▶ _Directions for this task_: Locate the word "armadillo" in the material, then show every line that holds it.

Stored items:
::::::::::
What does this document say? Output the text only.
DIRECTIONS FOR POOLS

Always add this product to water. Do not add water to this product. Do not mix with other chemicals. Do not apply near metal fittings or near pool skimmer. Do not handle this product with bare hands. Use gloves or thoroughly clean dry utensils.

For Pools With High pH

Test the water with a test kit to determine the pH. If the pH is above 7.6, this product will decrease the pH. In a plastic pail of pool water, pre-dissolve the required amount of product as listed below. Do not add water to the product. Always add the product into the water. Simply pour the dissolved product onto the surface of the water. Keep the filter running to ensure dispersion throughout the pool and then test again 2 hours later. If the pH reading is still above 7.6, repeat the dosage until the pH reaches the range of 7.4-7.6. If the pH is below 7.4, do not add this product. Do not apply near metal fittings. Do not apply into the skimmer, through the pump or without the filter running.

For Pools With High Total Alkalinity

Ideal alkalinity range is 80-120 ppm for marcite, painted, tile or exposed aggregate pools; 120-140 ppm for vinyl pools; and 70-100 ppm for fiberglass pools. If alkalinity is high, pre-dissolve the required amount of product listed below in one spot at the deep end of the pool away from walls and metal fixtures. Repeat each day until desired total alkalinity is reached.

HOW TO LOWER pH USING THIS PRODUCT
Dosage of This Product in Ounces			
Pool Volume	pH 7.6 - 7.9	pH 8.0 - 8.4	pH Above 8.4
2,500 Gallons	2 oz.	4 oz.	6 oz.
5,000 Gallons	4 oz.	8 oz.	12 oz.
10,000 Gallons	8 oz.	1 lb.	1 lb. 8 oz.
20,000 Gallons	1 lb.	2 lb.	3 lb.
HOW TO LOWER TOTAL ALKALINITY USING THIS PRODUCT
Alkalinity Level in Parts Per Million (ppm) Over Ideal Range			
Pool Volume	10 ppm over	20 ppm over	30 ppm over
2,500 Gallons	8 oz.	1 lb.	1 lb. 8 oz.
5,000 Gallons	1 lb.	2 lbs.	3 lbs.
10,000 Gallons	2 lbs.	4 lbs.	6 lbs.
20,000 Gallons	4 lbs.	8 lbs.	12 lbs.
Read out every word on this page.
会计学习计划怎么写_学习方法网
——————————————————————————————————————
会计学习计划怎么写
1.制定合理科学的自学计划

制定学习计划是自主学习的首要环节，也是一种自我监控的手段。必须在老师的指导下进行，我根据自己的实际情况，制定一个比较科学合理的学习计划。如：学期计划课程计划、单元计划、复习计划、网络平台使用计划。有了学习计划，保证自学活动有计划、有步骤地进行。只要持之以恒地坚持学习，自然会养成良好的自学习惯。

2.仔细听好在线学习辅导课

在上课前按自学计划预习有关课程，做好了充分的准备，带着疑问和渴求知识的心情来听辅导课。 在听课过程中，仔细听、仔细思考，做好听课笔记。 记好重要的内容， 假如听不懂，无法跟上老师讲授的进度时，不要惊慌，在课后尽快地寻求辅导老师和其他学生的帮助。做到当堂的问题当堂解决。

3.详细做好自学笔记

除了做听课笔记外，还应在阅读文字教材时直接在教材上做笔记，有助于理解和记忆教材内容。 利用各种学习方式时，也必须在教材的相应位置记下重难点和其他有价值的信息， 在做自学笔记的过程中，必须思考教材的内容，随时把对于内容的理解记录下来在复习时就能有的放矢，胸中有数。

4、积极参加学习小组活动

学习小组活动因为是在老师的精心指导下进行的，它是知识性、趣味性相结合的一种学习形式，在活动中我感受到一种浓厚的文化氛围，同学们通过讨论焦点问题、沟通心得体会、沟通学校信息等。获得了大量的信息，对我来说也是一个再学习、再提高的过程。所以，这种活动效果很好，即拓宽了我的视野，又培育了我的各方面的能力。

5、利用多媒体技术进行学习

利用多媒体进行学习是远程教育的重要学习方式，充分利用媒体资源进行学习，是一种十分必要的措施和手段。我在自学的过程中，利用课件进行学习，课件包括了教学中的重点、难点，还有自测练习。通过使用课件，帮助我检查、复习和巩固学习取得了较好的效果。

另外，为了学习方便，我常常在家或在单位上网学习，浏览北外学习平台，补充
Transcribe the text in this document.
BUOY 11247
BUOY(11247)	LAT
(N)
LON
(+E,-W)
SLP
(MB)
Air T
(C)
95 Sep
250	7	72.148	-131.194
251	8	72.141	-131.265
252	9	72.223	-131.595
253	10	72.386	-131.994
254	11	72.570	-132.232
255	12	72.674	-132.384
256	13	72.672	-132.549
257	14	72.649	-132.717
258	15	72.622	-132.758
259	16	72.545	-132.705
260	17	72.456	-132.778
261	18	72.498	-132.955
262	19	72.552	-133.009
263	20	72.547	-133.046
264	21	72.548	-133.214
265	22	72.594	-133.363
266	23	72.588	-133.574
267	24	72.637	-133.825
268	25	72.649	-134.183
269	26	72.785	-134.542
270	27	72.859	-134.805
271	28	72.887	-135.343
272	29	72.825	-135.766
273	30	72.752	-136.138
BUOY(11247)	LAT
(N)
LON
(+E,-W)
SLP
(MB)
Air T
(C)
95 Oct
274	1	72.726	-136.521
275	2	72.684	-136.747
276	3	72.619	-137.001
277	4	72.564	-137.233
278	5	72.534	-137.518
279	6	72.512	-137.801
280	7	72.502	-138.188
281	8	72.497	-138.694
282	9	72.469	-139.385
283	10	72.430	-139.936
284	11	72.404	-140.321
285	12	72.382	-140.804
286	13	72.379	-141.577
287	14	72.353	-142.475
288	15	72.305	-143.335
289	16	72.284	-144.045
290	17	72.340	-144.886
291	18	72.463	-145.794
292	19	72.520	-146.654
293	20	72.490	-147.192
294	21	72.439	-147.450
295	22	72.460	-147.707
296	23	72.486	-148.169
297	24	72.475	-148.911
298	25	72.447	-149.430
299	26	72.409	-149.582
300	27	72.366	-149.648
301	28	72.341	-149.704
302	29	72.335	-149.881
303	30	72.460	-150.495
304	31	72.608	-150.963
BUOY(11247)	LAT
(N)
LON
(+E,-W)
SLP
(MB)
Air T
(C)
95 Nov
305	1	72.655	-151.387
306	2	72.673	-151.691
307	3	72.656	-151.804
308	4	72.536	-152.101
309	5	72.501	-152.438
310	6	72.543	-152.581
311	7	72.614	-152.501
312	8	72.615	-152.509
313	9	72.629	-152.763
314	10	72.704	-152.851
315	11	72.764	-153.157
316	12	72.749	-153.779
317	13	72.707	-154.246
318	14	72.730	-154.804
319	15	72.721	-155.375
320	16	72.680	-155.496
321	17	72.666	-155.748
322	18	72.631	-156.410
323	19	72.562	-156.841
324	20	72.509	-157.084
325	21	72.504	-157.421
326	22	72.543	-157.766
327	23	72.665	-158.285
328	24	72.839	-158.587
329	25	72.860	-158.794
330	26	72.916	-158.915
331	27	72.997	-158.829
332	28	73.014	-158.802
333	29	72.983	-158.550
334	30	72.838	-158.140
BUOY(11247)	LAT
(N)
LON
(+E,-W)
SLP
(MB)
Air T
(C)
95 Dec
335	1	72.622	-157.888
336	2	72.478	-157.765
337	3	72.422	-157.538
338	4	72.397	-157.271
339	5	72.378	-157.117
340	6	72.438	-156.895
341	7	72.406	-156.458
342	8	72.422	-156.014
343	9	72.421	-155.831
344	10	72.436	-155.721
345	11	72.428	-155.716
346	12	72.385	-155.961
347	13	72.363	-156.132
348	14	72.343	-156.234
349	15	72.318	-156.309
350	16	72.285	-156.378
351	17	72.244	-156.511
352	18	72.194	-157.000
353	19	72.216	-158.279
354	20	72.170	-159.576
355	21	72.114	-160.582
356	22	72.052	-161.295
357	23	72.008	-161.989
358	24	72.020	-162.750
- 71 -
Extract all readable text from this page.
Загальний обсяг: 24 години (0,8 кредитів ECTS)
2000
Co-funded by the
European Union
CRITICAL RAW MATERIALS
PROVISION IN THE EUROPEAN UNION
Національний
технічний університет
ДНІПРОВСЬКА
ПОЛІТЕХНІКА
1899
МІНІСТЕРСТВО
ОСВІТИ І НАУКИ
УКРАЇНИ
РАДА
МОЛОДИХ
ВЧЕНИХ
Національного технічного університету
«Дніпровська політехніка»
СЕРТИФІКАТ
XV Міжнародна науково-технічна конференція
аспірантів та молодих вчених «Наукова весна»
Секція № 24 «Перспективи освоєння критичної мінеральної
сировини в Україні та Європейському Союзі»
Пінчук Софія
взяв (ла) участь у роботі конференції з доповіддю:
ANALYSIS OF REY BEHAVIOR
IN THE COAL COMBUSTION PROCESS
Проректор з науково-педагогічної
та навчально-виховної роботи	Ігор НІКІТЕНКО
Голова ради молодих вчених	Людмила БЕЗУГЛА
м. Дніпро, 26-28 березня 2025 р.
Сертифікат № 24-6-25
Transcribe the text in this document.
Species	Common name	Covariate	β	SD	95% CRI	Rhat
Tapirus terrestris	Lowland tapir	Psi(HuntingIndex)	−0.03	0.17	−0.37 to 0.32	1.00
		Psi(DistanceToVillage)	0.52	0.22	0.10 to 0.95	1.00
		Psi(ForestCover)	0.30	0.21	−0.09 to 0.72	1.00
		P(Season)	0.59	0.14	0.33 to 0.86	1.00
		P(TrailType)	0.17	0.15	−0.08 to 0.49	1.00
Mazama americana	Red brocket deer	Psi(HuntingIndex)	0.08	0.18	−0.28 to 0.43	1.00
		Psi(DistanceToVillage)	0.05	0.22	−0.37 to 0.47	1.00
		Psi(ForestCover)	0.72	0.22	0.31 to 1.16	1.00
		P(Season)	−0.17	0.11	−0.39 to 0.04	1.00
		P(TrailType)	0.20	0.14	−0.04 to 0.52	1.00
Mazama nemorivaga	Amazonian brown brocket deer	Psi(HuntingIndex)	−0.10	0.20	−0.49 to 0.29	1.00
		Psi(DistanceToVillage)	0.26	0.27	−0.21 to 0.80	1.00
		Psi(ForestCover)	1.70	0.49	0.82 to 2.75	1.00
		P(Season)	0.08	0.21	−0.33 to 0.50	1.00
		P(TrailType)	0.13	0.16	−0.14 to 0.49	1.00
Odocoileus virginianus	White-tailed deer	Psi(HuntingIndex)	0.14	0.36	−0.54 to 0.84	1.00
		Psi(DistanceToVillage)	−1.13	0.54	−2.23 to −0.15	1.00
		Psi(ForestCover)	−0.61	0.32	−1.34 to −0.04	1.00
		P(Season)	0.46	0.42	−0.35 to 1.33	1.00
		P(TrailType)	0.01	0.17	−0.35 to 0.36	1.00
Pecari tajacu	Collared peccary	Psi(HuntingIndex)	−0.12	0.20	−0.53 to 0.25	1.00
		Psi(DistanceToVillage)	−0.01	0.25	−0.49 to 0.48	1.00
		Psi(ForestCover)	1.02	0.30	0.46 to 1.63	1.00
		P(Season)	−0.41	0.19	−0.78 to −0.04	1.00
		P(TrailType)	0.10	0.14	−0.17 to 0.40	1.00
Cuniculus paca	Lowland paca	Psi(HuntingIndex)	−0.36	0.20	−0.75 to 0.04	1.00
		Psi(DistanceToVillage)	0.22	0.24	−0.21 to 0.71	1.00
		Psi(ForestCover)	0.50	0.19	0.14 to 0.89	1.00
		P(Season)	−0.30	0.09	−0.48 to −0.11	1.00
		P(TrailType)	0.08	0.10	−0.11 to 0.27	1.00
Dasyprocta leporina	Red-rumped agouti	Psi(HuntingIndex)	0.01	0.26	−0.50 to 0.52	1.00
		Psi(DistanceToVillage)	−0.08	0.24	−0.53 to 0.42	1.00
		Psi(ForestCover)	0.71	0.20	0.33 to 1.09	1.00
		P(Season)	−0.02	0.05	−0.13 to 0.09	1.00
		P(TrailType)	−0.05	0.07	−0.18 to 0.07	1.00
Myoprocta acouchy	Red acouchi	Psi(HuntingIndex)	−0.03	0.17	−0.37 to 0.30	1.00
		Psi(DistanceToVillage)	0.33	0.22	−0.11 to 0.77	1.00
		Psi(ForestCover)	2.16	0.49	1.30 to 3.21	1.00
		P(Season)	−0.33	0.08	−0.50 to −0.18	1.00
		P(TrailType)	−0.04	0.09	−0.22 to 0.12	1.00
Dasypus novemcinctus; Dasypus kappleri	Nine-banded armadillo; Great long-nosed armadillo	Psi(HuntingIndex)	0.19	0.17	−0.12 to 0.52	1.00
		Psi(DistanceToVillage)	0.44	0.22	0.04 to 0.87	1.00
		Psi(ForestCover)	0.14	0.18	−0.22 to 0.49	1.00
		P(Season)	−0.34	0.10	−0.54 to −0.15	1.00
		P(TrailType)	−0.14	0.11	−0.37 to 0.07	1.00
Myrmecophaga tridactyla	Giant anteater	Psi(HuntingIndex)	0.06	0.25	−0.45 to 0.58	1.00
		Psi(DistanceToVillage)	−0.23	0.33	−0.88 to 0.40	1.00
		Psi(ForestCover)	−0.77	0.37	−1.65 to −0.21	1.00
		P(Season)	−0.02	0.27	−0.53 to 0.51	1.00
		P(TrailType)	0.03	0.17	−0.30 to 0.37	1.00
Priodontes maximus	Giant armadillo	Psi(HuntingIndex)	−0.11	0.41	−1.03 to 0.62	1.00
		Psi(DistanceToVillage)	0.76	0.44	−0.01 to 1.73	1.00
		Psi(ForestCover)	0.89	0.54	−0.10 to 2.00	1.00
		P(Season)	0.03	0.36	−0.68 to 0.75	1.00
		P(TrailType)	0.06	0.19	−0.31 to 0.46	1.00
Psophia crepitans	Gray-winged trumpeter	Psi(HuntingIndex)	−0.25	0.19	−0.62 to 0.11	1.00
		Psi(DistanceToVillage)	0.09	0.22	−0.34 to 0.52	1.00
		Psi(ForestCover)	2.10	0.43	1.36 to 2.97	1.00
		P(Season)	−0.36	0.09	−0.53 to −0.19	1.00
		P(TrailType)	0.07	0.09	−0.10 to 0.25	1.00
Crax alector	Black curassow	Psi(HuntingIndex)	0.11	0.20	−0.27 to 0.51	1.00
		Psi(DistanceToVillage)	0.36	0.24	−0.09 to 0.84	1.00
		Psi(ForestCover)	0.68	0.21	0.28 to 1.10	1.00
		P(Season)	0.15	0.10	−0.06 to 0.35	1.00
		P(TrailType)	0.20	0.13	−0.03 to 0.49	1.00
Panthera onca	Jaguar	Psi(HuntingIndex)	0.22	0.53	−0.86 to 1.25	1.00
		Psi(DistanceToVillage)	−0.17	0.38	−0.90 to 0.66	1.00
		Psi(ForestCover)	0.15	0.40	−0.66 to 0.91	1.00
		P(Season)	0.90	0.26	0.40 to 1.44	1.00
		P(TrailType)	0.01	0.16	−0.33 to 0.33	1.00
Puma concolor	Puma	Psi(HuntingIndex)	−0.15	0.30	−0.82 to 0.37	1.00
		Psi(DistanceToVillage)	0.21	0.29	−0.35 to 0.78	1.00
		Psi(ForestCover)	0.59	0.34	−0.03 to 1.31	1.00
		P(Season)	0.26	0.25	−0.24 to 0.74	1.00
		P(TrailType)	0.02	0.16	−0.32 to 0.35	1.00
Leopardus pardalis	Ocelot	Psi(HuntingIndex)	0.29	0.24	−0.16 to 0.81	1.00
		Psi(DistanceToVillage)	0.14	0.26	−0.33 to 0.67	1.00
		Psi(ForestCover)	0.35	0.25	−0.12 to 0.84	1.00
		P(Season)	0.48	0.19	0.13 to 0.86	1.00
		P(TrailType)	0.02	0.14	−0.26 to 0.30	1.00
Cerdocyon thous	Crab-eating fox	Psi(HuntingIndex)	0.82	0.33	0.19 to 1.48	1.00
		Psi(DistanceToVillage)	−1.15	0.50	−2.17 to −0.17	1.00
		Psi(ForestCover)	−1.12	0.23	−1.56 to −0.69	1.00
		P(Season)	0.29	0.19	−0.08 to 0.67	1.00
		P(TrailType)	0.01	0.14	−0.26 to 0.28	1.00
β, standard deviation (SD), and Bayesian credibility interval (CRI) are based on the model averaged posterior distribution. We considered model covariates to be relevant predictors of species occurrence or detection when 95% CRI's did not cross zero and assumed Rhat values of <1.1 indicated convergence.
::::::::::
▶ _Exercise answer_:
Dasypus novemcinctus; Dasypus kappleri	Nine-banded armadillo; Great long-nosed armadillo	Psi(HuntingIndex)	0.19	0.17	−0.12 to 0.52	1.00
Priodontes maximus	Giant armadillo	Psi(HuntingIndex)	−0.11	0.41	−1.03 to 0.62	1.00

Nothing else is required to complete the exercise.